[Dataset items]
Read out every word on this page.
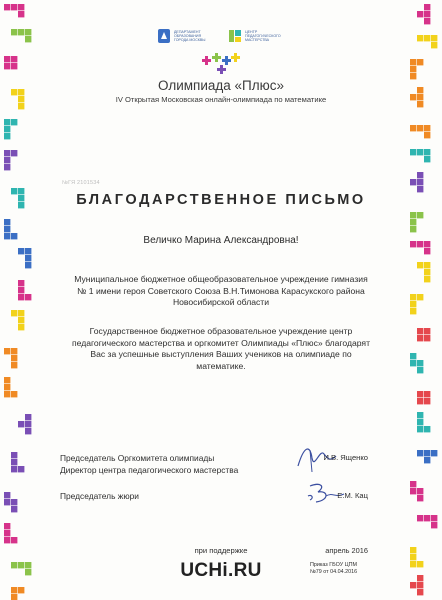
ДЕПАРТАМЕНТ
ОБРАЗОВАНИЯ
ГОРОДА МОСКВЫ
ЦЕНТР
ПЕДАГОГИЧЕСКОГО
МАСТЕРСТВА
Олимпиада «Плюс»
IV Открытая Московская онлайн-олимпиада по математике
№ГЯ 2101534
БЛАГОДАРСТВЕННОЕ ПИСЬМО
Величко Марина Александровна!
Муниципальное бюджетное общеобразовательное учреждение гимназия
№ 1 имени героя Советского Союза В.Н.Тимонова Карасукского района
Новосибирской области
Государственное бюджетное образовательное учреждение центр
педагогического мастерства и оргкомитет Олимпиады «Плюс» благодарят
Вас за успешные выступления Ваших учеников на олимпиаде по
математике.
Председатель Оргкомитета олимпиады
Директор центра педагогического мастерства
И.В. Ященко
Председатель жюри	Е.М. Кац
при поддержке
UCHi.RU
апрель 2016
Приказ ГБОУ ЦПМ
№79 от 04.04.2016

---

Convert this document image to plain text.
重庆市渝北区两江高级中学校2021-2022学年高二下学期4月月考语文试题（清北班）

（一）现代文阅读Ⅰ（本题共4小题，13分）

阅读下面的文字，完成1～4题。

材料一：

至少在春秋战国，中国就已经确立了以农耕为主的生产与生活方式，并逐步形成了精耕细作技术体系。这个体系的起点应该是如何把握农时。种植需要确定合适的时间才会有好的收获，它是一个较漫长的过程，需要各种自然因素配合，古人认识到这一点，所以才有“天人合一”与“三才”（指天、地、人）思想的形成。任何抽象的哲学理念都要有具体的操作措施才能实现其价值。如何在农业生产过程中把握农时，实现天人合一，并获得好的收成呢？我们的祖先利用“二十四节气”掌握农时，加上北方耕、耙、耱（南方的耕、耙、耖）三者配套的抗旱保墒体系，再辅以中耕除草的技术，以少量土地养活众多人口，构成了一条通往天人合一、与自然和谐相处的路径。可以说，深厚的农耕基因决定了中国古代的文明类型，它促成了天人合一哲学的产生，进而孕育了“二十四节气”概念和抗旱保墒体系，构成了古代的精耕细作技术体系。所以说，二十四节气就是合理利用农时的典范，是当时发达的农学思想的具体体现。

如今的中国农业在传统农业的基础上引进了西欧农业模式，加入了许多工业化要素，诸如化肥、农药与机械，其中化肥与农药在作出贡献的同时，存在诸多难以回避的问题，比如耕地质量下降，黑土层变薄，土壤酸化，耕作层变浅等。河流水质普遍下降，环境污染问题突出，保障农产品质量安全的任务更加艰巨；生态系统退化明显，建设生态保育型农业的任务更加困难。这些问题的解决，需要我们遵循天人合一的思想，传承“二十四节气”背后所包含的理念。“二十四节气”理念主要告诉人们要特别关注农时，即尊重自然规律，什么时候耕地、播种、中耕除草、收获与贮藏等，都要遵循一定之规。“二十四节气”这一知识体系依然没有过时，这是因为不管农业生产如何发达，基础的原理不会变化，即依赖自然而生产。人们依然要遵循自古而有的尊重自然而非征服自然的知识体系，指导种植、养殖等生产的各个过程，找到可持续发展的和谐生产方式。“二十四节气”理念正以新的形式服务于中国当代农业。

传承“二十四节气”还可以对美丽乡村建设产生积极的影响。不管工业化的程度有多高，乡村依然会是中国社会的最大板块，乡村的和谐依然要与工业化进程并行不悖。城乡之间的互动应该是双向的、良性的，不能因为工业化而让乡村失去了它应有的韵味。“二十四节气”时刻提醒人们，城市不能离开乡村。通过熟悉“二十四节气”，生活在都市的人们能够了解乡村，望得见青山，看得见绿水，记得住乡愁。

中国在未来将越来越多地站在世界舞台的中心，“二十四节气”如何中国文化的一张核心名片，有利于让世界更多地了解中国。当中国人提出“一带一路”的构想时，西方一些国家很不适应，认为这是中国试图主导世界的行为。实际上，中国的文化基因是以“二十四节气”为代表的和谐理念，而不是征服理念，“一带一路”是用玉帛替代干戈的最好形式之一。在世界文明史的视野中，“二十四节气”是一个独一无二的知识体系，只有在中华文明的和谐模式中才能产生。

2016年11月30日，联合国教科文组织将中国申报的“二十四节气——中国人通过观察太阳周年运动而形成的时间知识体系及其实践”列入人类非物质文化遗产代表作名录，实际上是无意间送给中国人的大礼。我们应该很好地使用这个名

**Stated goal**
Lines that hold "математике" are the ones to copy; find all of them.

**Exercise output**
IV Открытая Московская онлайн-олимпиада по математике
математике.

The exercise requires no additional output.